------ Textausschnitt

# taz.de -- Die Wahrheit: Mein Leben als Blödelautor
       
       > Der aus Wien stammende Comedy-Musikant Manfred Tauchen hat das Zeitliche
       > gesegnet. Statt eines ernsthaften Nachrufs eine komische
       > Jugenderinnerung.
       
       Manfred Tauchen ist tot. Nicht, dass ich wirklich irgendein Verhältnis zu
       dem aus Wien stammenden Kabarettisten und Teilzeitmusikanten gehabt hätte.
       Aber es gab eine Schallplatte aus dem Bestand meines Onkels, auf dem sein
       Name stand: Tauchen – Prokopetz – DÖF.
       
       Über die ersten zwei Namen habe ich mich damals gewundert, dachte mir aber
       nichts dabei. Ich mochte die Platte, ich war 12, fast 13, „Codo …“ war ein
       Riesenhit, mehr gefielen mir aber die zwei auf der LP versteckten Lieder
       „Taxi“ („I steh in der Költ’n und woat auf a Taxi, oba es kummt net“) und
       das Stück mit der Zeile „Denn keiner, nur einer, der hat / so sinnliche
       Lippen wie der Yassir Arafat“. So etwas wie Shit-Stürme gab es in den
       frühen Achtzigerjahren nicht.

------------

- _Die Aufgaben_:
1 – Schreib den Teil aus dem Artikel über Manfred Tauchen ab, der zwischen „Manfred Tauchen ist“ und „Teilzeitmusikanten gehabt hätte.“ steht, beide Stellen eingeschlossen.
2 – Beantworte diese Fragen zum Artikel über Manfred Tauchen:
(a) Aus welcher Stadt stammt Manfred Tauchen?
(b) Wie alt war die erzählende Person damals, als sie die Platte mochte?
(c) Welches Lied auf der Platte war ein Riesenhit?
3 – Schreib den Artikel über Manfred Tauchen nach seinem letzten Satz weiter.

------ Angezeigte Daten

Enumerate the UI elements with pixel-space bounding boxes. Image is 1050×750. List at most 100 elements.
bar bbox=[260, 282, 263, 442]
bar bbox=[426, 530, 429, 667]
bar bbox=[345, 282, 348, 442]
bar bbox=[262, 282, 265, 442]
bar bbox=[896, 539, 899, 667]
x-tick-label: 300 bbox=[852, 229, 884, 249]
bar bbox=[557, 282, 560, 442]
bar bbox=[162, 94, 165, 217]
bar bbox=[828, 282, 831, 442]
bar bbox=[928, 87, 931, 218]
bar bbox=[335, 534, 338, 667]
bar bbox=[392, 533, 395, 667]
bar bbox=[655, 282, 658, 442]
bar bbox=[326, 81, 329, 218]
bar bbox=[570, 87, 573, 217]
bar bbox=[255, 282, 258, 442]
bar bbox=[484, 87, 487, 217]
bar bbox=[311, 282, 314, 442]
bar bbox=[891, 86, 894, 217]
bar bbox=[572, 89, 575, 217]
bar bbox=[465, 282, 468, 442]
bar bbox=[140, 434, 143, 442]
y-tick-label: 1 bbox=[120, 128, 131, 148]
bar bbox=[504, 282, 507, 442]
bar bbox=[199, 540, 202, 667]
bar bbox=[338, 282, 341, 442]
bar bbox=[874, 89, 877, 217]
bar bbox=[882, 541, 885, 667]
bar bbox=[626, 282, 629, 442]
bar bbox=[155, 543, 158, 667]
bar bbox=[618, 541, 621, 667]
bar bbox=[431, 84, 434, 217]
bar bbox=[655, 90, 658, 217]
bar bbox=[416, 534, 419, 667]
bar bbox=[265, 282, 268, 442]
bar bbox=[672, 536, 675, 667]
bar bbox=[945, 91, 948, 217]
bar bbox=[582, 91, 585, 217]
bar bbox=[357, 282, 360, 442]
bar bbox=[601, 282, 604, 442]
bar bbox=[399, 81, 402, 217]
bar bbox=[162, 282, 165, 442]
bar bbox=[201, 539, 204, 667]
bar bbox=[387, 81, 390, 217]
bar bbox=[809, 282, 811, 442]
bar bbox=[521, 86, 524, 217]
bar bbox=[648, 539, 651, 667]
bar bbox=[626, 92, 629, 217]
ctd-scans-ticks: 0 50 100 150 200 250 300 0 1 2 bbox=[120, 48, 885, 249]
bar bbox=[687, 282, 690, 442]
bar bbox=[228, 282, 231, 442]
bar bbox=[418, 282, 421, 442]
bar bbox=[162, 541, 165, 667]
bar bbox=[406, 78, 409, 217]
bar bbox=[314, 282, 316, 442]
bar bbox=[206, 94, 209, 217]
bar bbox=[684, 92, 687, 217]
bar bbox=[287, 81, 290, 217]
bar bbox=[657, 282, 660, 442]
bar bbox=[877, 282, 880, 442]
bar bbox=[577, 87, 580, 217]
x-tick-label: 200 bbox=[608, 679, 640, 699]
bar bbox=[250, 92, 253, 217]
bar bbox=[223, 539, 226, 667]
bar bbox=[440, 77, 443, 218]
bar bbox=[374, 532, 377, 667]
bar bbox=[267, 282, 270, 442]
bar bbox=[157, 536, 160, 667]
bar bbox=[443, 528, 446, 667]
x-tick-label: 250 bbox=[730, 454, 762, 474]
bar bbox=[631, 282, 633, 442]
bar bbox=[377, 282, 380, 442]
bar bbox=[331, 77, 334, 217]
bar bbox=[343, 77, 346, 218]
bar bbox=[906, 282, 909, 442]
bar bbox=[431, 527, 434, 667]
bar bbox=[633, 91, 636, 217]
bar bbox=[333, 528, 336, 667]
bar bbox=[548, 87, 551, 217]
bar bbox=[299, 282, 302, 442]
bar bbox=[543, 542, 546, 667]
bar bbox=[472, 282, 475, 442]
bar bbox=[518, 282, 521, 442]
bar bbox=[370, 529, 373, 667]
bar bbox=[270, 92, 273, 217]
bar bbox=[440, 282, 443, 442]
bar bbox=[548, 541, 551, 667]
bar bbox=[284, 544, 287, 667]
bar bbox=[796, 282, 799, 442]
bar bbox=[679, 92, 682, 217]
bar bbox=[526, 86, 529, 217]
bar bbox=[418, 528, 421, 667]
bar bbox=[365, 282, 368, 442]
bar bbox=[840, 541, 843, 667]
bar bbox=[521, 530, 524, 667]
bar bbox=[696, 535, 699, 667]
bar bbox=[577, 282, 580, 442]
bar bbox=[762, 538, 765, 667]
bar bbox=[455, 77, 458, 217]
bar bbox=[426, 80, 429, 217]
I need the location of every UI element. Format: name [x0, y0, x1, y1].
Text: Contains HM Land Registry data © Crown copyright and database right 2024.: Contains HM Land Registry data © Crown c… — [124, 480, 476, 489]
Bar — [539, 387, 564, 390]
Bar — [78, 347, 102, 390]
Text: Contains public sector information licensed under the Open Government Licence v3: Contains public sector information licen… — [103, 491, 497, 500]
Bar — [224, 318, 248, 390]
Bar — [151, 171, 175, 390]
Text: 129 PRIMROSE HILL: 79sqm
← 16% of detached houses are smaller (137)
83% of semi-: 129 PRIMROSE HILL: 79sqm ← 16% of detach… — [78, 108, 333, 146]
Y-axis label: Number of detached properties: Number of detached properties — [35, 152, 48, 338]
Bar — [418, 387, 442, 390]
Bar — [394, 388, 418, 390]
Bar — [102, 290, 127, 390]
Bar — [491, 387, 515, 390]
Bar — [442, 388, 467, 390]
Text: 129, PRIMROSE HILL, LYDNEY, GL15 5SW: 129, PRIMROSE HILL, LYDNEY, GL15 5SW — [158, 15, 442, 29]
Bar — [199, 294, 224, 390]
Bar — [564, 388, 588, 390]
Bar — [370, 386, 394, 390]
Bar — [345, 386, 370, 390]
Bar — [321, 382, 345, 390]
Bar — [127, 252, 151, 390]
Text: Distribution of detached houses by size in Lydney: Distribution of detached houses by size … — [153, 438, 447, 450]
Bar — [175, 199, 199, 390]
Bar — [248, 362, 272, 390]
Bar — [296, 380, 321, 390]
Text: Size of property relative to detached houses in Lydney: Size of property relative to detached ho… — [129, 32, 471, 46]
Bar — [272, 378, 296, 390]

------------

- _Erwartete Antworten_:
1 –
Manfred Tauchen ist tot. Nicht, dass ich wirklich irgendein Verhältnis zu
       dem aus Wien stammenden Kabarettisten und Teilzeitmusikanten gehabt hätte.

2 –
(a) Aus Wien.
(b) 12, fast 13.
(c) „Codo …“.

3 –
       Mein Onkel war Schlagerfan, hatte eine enorme Plattensammlung, spielte in
       einer Tanzkapelle und trat beim Karneval auf. Eine feuchtfröhliche, typisch
       rheinländische Karriere in Provinzversion. Von den Einnahmen finanzierte er
       sich sein Studium, vom Karneval erholte er sich beim sturzlangweiligen
       Bürojob oder umgekehrt.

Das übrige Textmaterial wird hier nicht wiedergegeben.